Problem requirements
State how many lines of the entries hold the string "levels". Reply with the number alone.

--- --- ---

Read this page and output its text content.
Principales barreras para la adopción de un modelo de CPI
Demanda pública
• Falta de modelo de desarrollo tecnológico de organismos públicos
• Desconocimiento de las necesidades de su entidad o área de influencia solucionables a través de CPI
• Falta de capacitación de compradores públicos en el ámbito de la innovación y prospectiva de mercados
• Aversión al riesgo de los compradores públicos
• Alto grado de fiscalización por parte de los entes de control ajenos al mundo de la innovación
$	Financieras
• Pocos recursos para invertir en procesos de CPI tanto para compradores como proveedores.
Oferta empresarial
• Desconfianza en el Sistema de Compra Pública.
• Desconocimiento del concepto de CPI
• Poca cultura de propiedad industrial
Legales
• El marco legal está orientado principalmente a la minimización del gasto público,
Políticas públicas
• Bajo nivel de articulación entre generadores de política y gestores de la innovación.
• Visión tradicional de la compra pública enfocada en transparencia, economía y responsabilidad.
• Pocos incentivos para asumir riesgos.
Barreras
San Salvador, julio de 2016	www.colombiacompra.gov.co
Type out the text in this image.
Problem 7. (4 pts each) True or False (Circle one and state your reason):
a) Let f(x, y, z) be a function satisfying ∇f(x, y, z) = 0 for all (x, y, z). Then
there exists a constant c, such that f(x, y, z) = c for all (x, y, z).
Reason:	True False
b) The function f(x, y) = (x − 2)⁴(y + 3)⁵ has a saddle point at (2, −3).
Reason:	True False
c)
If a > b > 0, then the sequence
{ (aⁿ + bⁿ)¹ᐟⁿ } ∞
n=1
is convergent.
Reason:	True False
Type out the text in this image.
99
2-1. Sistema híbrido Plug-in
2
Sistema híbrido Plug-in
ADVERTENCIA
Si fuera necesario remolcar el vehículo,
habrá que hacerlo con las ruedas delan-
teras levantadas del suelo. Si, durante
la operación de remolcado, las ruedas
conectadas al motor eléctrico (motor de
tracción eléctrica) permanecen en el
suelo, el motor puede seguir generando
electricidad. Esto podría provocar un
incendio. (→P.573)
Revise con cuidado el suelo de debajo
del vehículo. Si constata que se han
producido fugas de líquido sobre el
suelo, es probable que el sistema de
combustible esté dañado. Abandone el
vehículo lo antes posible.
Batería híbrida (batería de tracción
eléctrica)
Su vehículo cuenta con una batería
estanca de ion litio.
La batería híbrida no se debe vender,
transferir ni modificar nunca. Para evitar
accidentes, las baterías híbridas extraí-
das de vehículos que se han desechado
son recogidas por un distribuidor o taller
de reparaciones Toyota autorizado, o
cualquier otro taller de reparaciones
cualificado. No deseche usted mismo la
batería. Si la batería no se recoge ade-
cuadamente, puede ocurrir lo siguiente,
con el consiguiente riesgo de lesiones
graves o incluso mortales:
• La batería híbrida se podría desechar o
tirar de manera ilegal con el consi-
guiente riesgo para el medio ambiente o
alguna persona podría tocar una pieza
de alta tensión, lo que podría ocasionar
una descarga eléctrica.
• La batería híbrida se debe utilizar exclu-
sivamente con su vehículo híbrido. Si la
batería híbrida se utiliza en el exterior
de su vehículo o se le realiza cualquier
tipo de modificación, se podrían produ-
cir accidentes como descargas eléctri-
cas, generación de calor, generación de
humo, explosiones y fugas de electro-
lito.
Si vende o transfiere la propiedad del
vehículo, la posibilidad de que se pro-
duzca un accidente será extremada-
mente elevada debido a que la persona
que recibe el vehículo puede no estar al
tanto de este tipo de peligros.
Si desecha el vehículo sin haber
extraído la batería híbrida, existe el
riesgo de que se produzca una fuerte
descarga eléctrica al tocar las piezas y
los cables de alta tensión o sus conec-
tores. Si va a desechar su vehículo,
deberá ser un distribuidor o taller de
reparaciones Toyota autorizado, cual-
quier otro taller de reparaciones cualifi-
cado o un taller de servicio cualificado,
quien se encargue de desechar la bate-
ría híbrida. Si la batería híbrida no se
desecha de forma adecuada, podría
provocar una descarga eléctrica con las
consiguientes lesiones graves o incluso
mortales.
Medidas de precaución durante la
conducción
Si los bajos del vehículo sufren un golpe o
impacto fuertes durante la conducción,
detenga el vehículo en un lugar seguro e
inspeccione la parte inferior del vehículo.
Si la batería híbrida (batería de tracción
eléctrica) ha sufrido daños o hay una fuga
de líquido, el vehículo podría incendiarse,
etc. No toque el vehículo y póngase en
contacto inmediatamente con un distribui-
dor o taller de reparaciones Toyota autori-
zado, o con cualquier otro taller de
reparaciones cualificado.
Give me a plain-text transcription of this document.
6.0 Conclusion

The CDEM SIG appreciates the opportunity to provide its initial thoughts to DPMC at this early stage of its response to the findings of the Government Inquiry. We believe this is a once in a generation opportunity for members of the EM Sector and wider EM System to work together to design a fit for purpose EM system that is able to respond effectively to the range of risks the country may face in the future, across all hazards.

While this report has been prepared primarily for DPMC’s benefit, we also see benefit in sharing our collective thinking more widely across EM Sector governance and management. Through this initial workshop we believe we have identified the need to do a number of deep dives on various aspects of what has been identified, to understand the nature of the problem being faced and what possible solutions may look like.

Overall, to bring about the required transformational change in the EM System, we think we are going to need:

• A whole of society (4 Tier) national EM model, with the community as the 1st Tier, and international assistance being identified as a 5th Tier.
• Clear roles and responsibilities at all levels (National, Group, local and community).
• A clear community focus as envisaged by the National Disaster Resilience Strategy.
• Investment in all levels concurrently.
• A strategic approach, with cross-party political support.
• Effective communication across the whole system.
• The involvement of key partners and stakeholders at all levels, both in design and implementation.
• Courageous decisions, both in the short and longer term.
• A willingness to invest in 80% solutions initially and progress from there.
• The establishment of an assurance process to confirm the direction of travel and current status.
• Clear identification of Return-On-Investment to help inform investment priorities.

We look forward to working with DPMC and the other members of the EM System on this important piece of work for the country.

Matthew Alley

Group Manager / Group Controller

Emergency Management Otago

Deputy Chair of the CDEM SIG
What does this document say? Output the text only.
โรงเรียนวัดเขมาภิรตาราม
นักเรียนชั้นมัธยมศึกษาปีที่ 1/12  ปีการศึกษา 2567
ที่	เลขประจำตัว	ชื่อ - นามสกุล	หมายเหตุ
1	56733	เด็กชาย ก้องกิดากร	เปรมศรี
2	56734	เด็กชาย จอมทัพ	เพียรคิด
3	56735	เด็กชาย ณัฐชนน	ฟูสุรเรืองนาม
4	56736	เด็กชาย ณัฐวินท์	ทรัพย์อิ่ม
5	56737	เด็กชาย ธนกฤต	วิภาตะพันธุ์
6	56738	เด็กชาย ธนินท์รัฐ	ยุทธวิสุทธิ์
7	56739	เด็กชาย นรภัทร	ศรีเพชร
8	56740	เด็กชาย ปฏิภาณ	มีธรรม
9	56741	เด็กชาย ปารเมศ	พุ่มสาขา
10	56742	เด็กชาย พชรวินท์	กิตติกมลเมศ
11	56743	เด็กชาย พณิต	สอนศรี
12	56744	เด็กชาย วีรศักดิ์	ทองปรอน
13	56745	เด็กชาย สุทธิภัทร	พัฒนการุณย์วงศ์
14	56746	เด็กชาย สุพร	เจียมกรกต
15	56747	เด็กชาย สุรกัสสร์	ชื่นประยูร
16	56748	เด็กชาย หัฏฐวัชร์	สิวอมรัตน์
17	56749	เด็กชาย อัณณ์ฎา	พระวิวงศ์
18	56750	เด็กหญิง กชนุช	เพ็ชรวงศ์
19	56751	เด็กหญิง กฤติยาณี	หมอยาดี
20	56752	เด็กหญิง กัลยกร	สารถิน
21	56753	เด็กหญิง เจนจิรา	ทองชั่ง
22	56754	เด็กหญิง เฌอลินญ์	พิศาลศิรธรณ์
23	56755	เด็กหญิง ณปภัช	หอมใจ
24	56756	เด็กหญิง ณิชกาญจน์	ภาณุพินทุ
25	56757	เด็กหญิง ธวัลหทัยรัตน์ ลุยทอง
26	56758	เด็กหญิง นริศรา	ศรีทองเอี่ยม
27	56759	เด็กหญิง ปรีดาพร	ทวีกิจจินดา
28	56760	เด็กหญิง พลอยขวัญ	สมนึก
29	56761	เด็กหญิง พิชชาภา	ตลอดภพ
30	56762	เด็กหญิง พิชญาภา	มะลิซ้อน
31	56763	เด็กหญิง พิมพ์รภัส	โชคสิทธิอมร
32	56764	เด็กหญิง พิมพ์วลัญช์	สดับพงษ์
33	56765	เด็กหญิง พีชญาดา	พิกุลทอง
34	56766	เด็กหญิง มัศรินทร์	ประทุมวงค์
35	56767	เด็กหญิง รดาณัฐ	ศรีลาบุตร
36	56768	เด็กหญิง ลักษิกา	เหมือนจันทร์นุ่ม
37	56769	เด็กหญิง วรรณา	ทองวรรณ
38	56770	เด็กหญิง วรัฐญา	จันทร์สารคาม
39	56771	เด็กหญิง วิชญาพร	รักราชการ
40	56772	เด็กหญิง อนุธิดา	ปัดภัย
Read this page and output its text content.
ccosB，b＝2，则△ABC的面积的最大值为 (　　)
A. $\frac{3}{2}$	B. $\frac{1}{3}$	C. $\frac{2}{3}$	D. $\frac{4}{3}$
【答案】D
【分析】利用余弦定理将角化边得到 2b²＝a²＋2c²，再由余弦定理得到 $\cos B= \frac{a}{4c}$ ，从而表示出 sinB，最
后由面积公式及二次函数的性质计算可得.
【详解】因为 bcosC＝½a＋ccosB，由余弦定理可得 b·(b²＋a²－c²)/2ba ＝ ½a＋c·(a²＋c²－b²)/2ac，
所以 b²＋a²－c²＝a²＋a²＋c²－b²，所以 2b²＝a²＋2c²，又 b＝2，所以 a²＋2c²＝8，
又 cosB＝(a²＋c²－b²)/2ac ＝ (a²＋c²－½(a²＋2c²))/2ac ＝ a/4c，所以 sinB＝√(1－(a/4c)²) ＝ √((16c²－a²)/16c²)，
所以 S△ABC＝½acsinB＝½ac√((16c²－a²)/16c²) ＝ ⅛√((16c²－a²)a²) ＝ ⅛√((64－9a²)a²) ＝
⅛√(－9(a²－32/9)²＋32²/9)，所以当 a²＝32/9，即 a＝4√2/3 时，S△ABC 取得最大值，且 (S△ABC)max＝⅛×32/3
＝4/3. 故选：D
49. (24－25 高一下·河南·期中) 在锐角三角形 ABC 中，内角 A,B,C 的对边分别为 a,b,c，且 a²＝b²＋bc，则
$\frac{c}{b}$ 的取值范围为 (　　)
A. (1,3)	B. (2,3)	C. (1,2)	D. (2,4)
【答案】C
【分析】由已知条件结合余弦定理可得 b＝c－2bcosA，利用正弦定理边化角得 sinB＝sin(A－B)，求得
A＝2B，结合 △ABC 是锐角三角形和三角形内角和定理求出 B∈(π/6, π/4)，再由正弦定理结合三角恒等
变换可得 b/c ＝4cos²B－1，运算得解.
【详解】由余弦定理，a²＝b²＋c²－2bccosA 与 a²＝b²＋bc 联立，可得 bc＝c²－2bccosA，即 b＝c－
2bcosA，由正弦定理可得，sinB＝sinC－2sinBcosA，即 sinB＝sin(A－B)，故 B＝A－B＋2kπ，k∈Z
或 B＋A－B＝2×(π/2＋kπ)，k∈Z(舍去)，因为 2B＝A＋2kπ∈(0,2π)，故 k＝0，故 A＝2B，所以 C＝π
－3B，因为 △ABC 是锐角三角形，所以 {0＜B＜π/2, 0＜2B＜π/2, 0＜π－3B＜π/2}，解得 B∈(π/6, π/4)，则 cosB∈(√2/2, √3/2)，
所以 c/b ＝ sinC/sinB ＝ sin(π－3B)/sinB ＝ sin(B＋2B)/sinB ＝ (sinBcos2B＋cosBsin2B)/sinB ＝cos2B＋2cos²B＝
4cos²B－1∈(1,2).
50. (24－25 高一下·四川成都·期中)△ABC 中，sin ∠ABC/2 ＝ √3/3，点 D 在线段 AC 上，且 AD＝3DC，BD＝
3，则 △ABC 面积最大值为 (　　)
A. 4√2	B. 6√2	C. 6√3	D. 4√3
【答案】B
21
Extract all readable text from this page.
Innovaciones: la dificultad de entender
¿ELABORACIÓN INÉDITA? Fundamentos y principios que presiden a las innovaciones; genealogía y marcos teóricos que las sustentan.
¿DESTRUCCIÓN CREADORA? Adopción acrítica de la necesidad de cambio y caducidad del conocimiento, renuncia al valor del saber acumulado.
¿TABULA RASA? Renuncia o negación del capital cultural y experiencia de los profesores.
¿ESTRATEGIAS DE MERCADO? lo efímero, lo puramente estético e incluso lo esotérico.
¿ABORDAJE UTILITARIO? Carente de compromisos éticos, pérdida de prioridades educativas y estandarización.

--- --- ---

Answer for this exercise
3